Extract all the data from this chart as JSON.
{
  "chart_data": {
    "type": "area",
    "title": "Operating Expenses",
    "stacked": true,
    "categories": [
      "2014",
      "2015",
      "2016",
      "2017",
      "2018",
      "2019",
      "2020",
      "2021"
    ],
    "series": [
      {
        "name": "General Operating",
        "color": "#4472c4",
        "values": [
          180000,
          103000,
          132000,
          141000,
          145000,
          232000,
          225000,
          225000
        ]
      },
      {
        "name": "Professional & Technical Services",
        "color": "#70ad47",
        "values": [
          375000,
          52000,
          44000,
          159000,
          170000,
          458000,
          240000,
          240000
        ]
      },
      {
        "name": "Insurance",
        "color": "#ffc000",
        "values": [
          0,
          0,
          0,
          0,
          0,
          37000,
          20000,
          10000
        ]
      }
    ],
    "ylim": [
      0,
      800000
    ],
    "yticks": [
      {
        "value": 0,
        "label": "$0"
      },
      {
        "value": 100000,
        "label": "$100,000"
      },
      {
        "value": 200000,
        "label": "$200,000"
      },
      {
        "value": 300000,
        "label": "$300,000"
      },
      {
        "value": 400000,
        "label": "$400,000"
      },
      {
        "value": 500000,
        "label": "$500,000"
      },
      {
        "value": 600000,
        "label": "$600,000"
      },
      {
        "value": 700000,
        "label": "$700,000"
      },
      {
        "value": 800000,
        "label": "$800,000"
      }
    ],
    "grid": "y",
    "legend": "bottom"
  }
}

═══

:: THE REQUEST ::
Retype the whole listing, matching it exactly.

:: SOLUTION FOR THIS TASK ::
Extract all the data from this chart as JSON.
{
  "chart_data": {
    "type": "area",
    "title": "Operating Expenses",
    "stacked": true,
    "categories": [
      "2014",
      "2015",
      "2016",
      "2017",
      "2018",
      "2019",
      "2020",
      "2021"
    ],
    "series": [
      {
        "name": "General Operating",
        "color": "#4472c4",
        "values": [
          180000,
          103000,
          132000,
          141000,
          145000,
          232000,
          225000,
          225000
        ]
      },
      {
        "name": "Professional & Technical Services",
        "color": "#70ad47",
        "values": [
          375000,
          52000,
          44000,
          159000,
          170000,
          458000,
          240000,
          240000
        ]
      },
      {
        "name": "Insurance",
        "color": "#ffc000",
        "values": [
          0,
          0,
          0,
          0,
          0,
          37000,
          20000,
          10000
        ]
      }
    ],
    "ylim": [
      0,
      800000
    ],
    "yticks": [
      {
        "value": 0,
        "label": "$0"
      },
      {
        "value": 100000,
        "label": "$100,000"
      },
      {
        "value": 200000,
        "label": "$200,000"
      },
      {
        "value": 300000,
        "label": "$300,000"
      },
      {
        "value": 400000,
        "label": "$400,000"
      },
      {
        "value": 500000,
        "label": "$500,000"
      },
      {
        "value": 600000,
        "label": "$600,000"
      },
      {
        "value": 700000,
        "label": "$700,000"
      },
      {
        "value": 800000,
        "label": "$800,000"
      }
    ],
    "grid": "y",
    "legend": "bottom"
  }
}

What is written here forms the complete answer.